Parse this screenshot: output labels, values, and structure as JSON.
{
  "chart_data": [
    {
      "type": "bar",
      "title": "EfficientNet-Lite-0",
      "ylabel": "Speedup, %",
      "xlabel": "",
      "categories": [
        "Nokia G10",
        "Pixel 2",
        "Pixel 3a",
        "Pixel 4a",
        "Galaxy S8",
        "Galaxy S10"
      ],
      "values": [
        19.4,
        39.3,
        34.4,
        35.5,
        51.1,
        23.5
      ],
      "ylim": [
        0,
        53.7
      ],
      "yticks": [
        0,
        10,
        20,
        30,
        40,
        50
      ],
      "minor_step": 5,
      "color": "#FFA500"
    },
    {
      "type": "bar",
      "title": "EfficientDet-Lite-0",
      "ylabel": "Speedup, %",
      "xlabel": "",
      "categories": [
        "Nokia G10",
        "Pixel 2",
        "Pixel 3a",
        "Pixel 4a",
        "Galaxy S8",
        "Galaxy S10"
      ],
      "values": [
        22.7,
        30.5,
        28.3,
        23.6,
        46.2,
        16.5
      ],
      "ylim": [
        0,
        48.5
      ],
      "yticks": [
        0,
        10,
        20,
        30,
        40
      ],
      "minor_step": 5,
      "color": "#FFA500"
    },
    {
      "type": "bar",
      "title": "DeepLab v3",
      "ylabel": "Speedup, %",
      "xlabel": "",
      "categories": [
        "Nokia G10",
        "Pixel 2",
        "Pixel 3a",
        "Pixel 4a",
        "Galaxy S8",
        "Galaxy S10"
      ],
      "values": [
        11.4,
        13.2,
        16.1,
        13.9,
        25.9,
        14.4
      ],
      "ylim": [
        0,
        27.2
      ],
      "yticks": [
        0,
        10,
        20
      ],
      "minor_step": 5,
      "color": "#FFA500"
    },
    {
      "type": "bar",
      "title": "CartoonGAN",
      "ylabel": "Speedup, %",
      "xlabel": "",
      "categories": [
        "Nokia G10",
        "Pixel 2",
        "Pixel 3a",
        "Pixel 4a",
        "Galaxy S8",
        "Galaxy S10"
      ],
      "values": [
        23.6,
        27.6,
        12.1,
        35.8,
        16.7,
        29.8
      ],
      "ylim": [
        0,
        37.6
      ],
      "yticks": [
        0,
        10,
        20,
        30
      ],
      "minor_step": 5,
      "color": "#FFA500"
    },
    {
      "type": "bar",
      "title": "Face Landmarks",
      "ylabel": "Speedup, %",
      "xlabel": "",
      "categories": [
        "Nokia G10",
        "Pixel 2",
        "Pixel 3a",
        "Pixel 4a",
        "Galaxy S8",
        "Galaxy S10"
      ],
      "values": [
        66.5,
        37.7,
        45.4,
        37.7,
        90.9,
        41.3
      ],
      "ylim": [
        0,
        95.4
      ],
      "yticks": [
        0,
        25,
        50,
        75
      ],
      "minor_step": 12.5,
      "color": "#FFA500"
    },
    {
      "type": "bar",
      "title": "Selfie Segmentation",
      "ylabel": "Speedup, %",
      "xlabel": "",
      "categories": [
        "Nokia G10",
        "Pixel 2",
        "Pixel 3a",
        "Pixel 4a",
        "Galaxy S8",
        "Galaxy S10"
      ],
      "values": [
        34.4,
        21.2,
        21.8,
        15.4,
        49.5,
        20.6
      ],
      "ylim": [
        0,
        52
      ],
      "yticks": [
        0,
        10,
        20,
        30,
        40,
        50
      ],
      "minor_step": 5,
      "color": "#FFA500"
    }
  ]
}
——————
WHAT IS EXPECTED>
Every line above should be printed again exactly as it stands.

SOLUTION FOR THIS EXERCISE>
Parse this screenshot: output labels, values, and structure as JSON.
{
  "chart_data": [
    {
      "type": "bar",
      "title": "EfficientNet-Lite-0",
      "ylabel": "Speedup, %",
      "xlabel": "",
      "categories": [
        "Nokia G10",
        "Pixel 2",
        "Pixel 3a",
        "Pixel 4a",
        "Galaxy S8",
        "Galaxy S10"
      ],
      "values": [
        19.4,
        39.3,
        34.4,
        35.5,
        51.1,
        23.5
      ],
      "ylim": [
        0,
        53.7
      ],
      "yticks": [
        0,
        10,
        20,
        30,
        40,
        50
      ],
      "minor_step": 5,
      "color": "#FFA500"
    },
    {
      "type": "bar",
      "title": "EfficientDet-Lite-0",
      "ylabel": "Speedup, %",
      "xlabel": "",
      "categories": [
        "Nokia G10",
        "Pixel 2",
        "Pixel 3a",
        "Pixel 4a",
        "Galaxy S8",
        "Galaxy S10"
      ],
      "values": [
        22.7,
        30.5,
        28.3,
        23.6,
        46.2,
        16.5
      ],
      "ylim": [
        0,
        48.5
      ],
      "yticks": [
        0,
        10,
        20,
        30,
        40
      ],
      "minor_step": 5,
      "color": "#FFA500"
    },
    {
      "type": "bar",
      "title": "DeepLab v3",
      "ylabel": "Speedup, %",
      "xlabel": "",
      "categories": [
        "Nokia G10",
        "Pixel 2",
        "Pixel 3a",
        "Pixel 4a",
        "Galaxy S8",
        "Galaxy S10"
      ],
      "values": [
        11.4,
        13.2,
        16.1,
        13.9,
        25.9,
        14.4
      ],
      "ylim": [
        0,
        27.2
      ],
      "yticks": [
        0,
        10,
        20
      ],
      "minor_step": 5,
      "color": "#FFA500"
    },
    {
      "type": "bar",
      "title": "CartoonGAN",
      "ylabel": "Speedup, %",
      "xlabel": "",
      "categories": [
        "Nokia G10",
        "Pixel 2",
        "Pixel 3a",
        "Pixel 4a",
        "Galaxy S8",
        "Galaxy S10"
      ],
      "values": [
        23.6,
        27.6,
        12.1,
        35.8,
        16.7,
        29.8
      ],
      "ylim": [
        0,
        37.6
      ],
      "yticks": [
        0,
        10,
        20,
        30
      ],
      "minor_step": 5,
      "color": "#FFA500"
    },
    {
      "type": "bar",
      "title": "Face Landmarks",
      "ylabel": "Speedup, %",
      "xlabel": "",
      "categories": [
        "Nokia G10",
        "Pixel 2",
        "Pixel 3a",
        "Pixel 4a",
        "Galaxy S8",
        "Galaxy S10"
      ],
      "values": [
        66.5,
        37.7,
        45.4,
        37.7,
        90.9,
        41.3
      ],
      "ylim": [
        0,
        95.4
      ],
      "yticks": [
        0,
        25,
        50,
        75
      ],
      "minor_step": 12.5,
      "color": "#FFA500"
    },
    {
      "type": "bar",
      "title": "Selfie Segmentation",
      "ylabel": "Speedup, %",
      "xlabel": "",
      "categories": [
        "Nokia G10",
        "Pixel 2",
        "Pixel 3a",
        "Pixel 4a",
        "Galaxy S8",
        "Galaxy S10"
      ],
      "values": [
        34.4,
        21.2,
        21.8,
        15.4,
        49.5,
        20.6
      ],
      "ylim": [
        0,
        52
      ],
      "yticks": [
        0,
        10,
        20,
        30,
        40,
        50
      ],
      "minor_step": 5,
      "color": "#FFA500"
    }
  ]
}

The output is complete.